**Task instructions:**
A - Restate the passage on training GANs from "Part of the" up to and including "when making images.", changing "trial and error" to "experimentation".
B - Write the next part of the passage on training GANs, picking up after its final sentence.

**Reading passage:**
********************

At the moment, the tools are mostly pre-packaged with a few previously defined styles, or open-ended but extremely user unfriendly. One exception to this is ML5.js, a new library for Javascript that packages the power of Deep Learning for convenient use in a web browser. As with the above techniques, however, only pre-trained neural networks are available at the moment.

Part of the reason for this is that training neural networks is computationally intensive, and involves significant trial and error to arrive at a network that avoids mode collapse and strikes the right balance between too abstract and too derivative when making images.

It’s also challenging to find enough images to train a GAN – typically thousands are required. Datasets like the CelebA dataset and ImageNet have been used because they provide images of well-defined subject matter in clear categories.

I’ve been taking on the challenge of making GANs from scratch. Last week I ran a few experiments on a local machine with pre-packaged training images, but this week I ran more complex models on a remote machine. I also wrote a script for getting more training images from the web.

Clearly getting good training data is half of the challenge of producing good output. The Python script I wrote (here) scans through the last 23 years of Nasa’s Astronomy Picture of the Day and downloads the images to a local machine. As I learn more about Python, I continue to be impressed with what can be done in fewer than 45 lines of code. (I wish I could say that I’m falling in love with HTML at the same time, but alas not yet). This approach overcame the API’s usage limits and some of the limitations of other web-scraping programs I previously used to gather the images for training last week’s DCGAN. I got 8500 images this way in a few hours.

********************

**Data records:**
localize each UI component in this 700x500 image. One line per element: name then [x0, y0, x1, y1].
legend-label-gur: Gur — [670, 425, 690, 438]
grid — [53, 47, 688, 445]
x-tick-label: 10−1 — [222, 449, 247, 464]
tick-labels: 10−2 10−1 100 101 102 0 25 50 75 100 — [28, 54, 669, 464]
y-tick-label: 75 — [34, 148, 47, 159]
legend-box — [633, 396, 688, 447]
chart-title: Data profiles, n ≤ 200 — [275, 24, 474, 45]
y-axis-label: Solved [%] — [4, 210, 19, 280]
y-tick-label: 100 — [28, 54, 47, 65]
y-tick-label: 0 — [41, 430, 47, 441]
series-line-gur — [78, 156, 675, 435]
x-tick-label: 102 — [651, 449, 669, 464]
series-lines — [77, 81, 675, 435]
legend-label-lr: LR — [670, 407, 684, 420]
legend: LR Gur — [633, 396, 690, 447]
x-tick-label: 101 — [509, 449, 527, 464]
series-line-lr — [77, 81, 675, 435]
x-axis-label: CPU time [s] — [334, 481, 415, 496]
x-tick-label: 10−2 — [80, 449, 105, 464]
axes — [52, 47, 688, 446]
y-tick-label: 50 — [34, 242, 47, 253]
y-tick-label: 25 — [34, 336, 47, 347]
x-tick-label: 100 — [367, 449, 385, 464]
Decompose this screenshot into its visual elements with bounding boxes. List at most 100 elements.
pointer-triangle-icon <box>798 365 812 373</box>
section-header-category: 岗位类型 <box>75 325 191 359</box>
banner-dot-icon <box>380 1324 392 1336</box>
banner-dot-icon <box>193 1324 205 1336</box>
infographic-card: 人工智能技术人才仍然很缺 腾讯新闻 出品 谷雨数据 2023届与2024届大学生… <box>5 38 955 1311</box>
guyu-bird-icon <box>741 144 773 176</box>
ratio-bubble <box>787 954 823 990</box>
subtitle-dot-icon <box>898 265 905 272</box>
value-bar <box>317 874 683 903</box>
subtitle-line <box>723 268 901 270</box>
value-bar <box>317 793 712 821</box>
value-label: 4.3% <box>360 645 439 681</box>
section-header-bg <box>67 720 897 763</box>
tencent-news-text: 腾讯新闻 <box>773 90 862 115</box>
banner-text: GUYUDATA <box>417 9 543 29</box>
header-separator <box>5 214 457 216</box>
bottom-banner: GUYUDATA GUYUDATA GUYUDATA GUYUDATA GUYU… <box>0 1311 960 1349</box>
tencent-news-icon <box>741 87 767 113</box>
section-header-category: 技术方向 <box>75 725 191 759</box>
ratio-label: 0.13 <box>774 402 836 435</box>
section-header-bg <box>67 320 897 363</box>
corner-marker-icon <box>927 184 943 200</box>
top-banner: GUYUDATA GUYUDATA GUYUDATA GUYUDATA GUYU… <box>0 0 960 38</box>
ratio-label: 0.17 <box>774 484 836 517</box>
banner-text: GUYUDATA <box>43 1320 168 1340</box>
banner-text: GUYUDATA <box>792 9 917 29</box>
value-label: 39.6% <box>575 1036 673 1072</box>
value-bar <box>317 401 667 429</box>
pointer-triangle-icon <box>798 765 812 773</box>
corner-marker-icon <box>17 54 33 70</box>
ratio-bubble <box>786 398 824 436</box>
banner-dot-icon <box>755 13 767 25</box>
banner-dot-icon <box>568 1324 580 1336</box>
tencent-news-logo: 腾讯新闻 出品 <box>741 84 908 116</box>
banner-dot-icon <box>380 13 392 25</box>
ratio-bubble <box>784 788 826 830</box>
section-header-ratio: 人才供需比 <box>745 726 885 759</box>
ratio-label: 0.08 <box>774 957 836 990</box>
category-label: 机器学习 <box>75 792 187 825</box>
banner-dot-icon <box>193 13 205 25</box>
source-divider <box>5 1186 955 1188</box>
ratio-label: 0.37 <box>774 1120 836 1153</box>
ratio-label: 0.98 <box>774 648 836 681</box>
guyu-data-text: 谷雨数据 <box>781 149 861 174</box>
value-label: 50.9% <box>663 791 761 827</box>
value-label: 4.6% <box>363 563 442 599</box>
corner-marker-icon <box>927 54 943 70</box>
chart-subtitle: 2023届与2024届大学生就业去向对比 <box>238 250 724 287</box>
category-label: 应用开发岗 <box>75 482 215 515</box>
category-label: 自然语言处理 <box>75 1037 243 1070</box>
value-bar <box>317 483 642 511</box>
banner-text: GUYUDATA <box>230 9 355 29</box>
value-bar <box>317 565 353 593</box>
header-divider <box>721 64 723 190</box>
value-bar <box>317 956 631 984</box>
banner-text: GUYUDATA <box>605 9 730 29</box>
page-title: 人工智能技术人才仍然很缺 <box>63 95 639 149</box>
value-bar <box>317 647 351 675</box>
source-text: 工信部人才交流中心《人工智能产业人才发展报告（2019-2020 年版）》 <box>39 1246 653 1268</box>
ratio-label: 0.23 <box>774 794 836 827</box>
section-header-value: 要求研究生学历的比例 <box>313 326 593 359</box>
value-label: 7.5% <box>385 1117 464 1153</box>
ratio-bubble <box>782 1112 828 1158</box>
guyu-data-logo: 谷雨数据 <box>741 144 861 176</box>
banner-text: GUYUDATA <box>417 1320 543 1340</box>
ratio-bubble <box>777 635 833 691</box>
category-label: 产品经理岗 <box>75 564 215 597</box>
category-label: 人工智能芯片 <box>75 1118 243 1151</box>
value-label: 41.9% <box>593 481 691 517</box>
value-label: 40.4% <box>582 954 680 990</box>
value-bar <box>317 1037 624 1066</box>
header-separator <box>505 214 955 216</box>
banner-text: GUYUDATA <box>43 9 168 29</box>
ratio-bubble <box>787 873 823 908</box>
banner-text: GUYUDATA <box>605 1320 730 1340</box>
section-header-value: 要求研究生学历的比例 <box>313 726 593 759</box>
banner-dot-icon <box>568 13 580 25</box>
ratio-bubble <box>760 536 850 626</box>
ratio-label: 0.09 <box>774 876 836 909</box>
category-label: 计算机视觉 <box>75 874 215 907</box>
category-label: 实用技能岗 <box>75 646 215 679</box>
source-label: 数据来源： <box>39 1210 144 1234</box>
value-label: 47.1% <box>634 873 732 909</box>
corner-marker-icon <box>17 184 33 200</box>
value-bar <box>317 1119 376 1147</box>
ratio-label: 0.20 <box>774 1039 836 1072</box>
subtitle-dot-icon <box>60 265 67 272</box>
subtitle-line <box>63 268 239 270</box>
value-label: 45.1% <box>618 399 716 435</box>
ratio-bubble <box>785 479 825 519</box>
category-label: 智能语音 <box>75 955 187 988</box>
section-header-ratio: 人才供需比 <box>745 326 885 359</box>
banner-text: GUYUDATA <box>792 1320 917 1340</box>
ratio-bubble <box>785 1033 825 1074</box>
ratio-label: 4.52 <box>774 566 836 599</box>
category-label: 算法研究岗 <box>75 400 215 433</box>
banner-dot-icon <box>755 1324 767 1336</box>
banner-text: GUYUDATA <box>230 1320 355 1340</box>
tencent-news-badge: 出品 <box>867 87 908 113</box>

********************

**Your responses:**
A -
Part of the reason for this is that training neural networks is computationally intensive, and involves significant experimentation to arrive at a network that avoids mode collapse and strikes the right balance between too abstract and too derivative when making images.

B -
I am hoping to make nebula-inspired images for the series of machine-made mythological images. I may refine this approach to filter for keywords in the description, such as “nebula”. Unlike other image datasets I’ve seen, most of the images in this collection are gorgeous. I can’t wait to see what a nebula-trained GAN will come up with.

 Above: Nebula image from the Hubble Space Telescope courtesy of Nasa ( source )
Above: Nebula image from the Hubble Space Telescope courtesy of Nasa ( source )

Most of the code used to produce images in academia is made publicly available. It is not often packaged in order to be user-friendly, and may be written in one of a variety of languages and libraries used with Machine Learning. Fortunately, the ML community often adapts and improves the algorithms in popular papers, making them available in various computer languages. I am focusing on Python and Pytorch, because it is popular, powerful and concise. Lua and Tensorflow (by Facebook and Google, respectively) are lower-level approaches to neural networks and result in longer code that can be difficult to debug.

While small neural networks can be run on the CPU only, larger networks and larger datasets only work with Nvidia GPUs which run Cuda to harness the computational power of the parallel processing that comes with graphics cards. A network that trains in a day on a CPU could take a year to train on a CPU. The system I have been renting from Amazon Web Services (AWS), for about $3/hr, has 8 Tesla V100 GPUs, each of which is about 20x faster than the $1200 graphics cards found on high-end gaming desktops (comparison here). I find it hard to imagine the kind of computation I’ve been doing that takes all day on a GPU that performs 8 TFLOPS – that’s 8 million million double-precision floating point operations per second.

Running a machine on AWS is challenging to the non-expert, since everything has to be done through a tunnel provided by SSH. It’s like assembling a clock in a locked room by reaching a screwdriver in through the keyhole. I was surprised to note how much I’ve come to depend on hearing my computer’s fan to know when it’s processing something heavy. Without this physical symptom, I struggled to know whether anything was happening at all. Today after several hours of finding no results in the results folder of the remote machine, I pulled the plug. I will try again on Thursday with a web-based monitoring utility that will give me results from intermediate stages of the computation.